------ Records provided

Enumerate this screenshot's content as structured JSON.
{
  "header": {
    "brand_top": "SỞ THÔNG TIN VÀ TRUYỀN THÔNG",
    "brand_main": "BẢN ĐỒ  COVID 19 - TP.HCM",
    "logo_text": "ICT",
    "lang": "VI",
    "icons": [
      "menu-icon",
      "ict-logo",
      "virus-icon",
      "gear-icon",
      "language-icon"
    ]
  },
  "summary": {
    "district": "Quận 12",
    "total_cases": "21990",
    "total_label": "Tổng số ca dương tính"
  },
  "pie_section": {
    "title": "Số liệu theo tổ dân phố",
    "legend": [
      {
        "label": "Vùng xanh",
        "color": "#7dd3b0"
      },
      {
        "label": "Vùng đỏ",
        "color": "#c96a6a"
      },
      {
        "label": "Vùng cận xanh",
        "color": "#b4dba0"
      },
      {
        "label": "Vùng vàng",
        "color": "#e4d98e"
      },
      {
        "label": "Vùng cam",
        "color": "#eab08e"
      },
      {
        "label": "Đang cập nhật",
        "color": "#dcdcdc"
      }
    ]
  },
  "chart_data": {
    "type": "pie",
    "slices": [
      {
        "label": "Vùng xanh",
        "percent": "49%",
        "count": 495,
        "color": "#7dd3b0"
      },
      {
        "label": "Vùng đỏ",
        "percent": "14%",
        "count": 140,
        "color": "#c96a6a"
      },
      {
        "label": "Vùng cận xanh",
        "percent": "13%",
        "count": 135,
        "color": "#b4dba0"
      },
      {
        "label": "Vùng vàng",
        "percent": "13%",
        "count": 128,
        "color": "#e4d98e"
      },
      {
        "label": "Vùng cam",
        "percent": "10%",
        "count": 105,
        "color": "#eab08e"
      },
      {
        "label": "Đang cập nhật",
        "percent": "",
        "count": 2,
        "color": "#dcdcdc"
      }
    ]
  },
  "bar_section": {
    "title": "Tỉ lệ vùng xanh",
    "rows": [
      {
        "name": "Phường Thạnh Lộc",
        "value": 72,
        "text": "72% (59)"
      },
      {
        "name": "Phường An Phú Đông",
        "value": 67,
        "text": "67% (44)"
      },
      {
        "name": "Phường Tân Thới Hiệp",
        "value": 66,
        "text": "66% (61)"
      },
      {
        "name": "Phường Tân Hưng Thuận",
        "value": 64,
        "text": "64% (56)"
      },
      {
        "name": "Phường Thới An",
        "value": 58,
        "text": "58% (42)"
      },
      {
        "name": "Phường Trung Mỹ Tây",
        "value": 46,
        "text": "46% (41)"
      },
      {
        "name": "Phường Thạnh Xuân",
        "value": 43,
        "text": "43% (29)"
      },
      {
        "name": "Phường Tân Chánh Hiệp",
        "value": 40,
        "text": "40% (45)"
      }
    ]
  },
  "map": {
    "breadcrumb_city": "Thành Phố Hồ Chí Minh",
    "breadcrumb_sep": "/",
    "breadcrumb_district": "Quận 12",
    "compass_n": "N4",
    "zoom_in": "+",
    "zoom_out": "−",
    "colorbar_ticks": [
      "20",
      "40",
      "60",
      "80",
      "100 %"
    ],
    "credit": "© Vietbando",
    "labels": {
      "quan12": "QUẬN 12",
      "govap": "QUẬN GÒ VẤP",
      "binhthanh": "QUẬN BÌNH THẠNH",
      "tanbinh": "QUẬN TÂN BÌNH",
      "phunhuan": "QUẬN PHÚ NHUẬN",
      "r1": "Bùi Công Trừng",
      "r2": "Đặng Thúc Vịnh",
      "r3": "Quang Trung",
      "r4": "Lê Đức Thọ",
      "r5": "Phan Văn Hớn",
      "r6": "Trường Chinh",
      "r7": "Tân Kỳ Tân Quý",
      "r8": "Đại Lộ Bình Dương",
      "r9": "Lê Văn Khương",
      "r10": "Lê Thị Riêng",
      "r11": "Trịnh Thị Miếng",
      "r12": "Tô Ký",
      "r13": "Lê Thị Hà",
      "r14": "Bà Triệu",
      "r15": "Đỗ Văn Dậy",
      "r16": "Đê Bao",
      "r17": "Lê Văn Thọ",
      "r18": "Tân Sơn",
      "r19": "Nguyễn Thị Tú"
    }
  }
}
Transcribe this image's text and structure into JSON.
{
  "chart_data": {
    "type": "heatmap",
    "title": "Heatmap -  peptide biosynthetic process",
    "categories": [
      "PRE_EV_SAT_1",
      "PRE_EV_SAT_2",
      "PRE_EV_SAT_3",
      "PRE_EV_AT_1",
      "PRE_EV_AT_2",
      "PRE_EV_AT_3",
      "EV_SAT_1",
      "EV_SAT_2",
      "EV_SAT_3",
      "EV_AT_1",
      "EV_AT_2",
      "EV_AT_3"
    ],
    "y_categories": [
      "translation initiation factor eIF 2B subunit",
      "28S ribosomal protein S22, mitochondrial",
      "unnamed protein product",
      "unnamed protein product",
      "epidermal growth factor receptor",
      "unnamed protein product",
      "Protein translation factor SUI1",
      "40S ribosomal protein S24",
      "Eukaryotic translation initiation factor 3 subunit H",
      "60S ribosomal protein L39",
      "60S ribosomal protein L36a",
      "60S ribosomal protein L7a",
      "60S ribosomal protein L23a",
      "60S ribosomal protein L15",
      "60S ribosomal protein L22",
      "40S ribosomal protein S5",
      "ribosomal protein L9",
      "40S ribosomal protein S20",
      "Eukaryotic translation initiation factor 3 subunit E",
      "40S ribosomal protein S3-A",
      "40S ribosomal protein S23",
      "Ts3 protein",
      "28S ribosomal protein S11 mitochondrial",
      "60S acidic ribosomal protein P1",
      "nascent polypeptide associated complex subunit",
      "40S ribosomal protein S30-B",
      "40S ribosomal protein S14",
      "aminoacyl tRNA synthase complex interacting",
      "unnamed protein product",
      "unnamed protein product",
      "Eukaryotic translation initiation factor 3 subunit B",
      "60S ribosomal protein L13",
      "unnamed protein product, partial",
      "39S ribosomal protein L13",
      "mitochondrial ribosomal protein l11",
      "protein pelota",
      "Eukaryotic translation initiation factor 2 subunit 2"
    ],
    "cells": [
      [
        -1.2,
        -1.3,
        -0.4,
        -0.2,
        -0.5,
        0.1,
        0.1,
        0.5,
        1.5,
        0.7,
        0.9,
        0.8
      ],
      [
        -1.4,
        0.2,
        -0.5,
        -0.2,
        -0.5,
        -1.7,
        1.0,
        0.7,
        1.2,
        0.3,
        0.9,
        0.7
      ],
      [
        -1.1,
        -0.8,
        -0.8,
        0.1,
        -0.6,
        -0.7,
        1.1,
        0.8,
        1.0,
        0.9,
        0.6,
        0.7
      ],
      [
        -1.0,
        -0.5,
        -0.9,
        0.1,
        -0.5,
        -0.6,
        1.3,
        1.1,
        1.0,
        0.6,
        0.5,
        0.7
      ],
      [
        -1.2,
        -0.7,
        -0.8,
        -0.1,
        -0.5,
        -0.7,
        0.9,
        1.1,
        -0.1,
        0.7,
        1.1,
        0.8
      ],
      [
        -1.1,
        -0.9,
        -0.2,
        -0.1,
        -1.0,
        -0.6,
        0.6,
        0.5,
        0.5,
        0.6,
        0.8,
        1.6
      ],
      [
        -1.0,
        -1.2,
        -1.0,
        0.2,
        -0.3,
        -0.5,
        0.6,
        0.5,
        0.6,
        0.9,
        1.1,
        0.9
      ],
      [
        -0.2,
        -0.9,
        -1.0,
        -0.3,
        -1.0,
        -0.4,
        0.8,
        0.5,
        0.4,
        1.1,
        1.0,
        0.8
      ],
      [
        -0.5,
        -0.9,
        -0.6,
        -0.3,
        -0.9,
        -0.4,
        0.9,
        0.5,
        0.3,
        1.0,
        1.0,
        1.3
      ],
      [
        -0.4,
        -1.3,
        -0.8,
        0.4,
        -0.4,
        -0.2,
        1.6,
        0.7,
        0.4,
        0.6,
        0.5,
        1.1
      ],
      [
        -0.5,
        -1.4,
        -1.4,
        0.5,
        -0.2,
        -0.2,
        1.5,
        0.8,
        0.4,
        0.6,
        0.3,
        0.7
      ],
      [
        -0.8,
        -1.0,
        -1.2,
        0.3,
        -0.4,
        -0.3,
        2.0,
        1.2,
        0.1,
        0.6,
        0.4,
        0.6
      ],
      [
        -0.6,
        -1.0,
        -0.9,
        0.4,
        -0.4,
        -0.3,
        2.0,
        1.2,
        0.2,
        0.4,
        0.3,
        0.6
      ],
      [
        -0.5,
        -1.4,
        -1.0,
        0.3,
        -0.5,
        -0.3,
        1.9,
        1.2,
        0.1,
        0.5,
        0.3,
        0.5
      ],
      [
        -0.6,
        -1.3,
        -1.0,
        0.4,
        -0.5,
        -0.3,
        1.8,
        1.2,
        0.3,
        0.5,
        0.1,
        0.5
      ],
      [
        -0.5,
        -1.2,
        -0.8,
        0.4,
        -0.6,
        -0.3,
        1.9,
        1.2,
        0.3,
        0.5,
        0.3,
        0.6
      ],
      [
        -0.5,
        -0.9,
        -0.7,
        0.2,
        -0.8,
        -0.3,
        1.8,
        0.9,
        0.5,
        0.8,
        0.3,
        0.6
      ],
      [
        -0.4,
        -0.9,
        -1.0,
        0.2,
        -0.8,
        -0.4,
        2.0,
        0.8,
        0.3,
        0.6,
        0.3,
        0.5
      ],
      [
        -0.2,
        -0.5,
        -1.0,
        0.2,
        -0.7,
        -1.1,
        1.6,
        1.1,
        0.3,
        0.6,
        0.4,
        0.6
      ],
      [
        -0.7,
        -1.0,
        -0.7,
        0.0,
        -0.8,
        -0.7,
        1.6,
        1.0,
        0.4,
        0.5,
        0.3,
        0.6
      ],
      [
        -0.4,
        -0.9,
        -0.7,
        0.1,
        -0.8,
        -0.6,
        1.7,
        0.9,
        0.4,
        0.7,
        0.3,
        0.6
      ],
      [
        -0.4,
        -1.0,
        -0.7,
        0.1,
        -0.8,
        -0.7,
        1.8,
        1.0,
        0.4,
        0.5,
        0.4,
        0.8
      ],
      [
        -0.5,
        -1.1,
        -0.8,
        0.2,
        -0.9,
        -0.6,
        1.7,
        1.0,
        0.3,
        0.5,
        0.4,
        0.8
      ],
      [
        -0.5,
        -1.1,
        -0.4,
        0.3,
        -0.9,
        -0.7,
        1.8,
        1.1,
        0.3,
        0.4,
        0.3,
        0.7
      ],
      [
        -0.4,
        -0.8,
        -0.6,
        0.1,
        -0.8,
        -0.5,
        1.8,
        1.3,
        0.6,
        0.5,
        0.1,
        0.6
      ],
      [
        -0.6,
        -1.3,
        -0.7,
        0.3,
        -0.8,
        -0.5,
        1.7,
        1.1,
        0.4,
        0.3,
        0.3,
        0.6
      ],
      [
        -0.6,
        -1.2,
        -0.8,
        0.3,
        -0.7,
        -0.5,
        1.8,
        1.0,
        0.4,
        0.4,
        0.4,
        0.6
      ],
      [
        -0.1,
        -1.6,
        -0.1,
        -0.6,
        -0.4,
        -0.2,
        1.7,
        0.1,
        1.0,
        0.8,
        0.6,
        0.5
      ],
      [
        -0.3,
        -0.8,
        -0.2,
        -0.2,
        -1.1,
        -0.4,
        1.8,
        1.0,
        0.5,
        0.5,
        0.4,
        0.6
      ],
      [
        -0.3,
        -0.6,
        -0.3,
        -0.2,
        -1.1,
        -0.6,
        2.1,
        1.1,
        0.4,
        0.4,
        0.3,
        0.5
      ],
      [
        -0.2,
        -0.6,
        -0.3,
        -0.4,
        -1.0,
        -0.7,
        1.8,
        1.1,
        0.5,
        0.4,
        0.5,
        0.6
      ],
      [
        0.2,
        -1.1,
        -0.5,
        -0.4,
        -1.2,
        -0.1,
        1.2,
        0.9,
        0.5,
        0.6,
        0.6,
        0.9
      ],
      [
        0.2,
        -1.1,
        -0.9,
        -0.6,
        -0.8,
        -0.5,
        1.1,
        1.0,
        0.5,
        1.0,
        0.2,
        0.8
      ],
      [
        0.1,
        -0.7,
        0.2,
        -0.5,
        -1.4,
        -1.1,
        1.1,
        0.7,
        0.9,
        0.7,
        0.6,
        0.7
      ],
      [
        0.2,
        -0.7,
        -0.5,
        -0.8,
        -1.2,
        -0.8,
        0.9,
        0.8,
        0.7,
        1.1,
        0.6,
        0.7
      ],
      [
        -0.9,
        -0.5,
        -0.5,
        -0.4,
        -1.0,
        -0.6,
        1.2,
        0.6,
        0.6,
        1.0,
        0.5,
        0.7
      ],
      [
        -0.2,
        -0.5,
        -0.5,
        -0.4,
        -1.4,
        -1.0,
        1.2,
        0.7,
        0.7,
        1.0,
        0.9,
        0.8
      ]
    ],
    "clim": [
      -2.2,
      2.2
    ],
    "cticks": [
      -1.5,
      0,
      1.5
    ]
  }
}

------------

What to do: Where the string "value" occurs in a line of the listing above, count that line, then report the total and nothing else.

Solution: 8